* _What you have to do_
In the material below, the lines containing the word "сооружений" are required; copy each of them.

* _Record excerpts_
'''
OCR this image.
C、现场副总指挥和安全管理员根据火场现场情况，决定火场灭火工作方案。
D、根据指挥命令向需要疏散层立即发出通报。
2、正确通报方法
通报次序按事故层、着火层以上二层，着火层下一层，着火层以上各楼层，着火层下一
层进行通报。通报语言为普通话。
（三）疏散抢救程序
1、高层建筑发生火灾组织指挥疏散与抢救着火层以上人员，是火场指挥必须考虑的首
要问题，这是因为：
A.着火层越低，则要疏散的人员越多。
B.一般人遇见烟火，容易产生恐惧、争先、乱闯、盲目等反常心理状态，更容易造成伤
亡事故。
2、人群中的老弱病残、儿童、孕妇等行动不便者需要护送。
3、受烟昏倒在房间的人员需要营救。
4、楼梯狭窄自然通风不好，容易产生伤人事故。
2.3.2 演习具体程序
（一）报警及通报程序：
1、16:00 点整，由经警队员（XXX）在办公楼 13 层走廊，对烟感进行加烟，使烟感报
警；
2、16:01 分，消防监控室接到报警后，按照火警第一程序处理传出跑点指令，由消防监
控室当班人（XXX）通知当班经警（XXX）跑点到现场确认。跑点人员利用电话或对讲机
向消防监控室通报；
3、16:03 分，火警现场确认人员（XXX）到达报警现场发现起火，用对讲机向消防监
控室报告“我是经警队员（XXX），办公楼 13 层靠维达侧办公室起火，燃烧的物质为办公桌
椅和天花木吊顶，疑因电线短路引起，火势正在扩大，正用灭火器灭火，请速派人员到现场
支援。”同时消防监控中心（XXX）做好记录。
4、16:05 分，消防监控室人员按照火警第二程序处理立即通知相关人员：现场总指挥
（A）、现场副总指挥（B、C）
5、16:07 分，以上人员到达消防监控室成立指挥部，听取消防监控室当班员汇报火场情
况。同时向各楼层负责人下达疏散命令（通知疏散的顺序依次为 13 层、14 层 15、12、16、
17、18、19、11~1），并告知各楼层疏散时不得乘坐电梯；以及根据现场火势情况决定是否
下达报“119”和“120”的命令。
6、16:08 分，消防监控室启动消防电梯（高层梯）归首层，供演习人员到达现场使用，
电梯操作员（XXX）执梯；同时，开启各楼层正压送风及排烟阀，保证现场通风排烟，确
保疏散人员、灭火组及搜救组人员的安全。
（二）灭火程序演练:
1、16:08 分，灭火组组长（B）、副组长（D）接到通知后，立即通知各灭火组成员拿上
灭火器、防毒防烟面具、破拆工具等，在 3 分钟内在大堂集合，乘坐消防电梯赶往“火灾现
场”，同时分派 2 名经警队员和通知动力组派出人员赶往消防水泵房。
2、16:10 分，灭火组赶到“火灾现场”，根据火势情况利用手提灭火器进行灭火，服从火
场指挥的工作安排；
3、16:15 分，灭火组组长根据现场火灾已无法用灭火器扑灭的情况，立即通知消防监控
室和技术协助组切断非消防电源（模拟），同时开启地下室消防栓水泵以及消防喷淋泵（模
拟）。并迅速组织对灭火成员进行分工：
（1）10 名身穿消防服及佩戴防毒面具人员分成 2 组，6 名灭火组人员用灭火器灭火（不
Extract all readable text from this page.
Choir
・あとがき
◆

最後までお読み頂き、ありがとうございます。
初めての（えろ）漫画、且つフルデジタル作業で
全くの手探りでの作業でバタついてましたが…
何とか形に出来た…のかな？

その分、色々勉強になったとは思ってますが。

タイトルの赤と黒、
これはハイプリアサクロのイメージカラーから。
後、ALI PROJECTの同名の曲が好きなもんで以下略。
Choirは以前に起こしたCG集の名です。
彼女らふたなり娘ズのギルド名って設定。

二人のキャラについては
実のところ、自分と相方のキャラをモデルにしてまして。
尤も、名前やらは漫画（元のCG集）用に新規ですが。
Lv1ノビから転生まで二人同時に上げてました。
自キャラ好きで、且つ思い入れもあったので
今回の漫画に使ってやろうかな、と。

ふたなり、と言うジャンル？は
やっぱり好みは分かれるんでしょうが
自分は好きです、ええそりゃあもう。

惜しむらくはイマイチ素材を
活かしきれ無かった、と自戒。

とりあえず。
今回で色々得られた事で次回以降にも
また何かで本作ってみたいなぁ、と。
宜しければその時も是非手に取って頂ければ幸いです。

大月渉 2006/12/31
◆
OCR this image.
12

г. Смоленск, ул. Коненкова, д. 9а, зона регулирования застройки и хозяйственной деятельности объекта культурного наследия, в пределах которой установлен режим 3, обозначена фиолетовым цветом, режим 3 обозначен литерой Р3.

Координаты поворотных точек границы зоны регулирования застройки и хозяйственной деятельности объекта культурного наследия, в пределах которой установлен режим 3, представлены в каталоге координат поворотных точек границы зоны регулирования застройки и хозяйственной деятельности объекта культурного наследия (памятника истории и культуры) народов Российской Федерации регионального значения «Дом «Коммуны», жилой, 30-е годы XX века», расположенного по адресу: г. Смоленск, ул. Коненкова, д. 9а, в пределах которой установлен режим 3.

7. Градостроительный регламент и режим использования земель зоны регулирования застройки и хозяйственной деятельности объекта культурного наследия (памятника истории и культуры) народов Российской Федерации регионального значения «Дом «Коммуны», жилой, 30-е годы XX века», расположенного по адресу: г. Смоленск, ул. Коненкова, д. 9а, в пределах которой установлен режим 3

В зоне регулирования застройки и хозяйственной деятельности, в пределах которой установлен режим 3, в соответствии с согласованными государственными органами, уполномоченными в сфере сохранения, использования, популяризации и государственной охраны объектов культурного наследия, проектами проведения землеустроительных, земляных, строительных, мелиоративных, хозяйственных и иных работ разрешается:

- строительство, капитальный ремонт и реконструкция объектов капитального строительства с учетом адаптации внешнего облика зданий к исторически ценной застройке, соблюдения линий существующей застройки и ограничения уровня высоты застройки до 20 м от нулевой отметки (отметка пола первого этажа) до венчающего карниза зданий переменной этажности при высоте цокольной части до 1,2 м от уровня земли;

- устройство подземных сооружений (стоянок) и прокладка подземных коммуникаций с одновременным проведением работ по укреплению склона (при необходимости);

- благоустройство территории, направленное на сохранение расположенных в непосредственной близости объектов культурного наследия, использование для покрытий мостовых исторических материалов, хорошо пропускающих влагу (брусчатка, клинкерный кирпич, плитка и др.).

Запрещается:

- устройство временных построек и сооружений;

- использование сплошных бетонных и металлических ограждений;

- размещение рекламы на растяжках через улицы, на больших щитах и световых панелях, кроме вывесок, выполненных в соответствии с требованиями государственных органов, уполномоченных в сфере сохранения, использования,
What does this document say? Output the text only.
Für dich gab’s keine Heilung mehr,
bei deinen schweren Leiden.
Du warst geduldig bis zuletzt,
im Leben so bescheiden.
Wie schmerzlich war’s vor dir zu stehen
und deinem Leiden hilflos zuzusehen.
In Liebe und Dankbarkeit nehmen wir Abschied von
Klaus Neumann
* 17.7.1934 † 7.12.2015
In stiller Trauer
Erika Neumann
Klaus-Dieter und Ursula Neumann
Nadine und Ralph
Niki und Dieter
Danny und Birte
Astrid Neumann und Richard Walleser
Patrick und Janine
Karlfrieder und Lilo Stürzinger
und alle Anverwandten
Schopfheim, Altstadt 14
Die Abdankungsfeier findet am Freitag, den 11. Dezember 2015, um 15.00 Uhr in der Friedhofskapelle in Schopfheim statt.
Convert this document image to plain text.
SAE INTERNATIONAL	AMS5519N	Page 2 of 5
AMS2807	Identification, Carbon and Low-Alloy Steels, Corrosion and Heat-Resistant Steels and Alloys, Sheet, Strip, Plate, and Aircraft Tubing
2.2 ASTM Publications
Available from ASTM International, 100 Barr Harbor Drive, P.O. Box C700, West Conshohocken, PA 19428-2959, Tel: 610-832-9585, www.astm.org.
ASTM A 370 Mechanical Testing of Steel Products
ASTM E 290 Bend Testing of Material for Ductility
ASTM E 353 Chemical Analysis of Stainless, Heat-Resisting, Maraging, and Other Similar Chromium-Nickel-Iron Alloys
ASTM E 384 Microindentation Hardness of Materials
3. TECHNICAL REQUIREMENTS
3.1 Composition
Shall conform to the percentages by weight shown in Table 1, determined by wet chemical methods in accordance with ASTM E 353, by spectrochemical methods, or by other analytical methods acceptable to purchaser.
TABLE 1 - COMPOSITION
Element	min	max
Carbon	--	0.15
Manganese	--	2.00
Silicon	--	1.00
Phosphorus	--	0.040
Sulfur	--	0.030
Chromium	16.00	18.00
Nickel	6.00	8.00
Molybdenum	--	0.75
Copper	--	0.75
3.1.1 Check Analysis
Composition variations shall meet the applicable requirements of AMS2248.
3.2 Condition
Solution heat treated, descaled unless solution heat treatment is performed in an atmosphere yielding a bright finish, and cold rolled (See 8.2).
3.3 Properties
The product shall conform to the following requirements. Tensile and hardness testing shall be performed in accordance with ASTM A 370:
'''
* _Answer to this task_
- устройство подземных сооружений (стоянок) и прокладка подземных коммуникаций с одновременным проведением работ по укреплению склона (при необходимости);
- устройство временных построек и сооружений;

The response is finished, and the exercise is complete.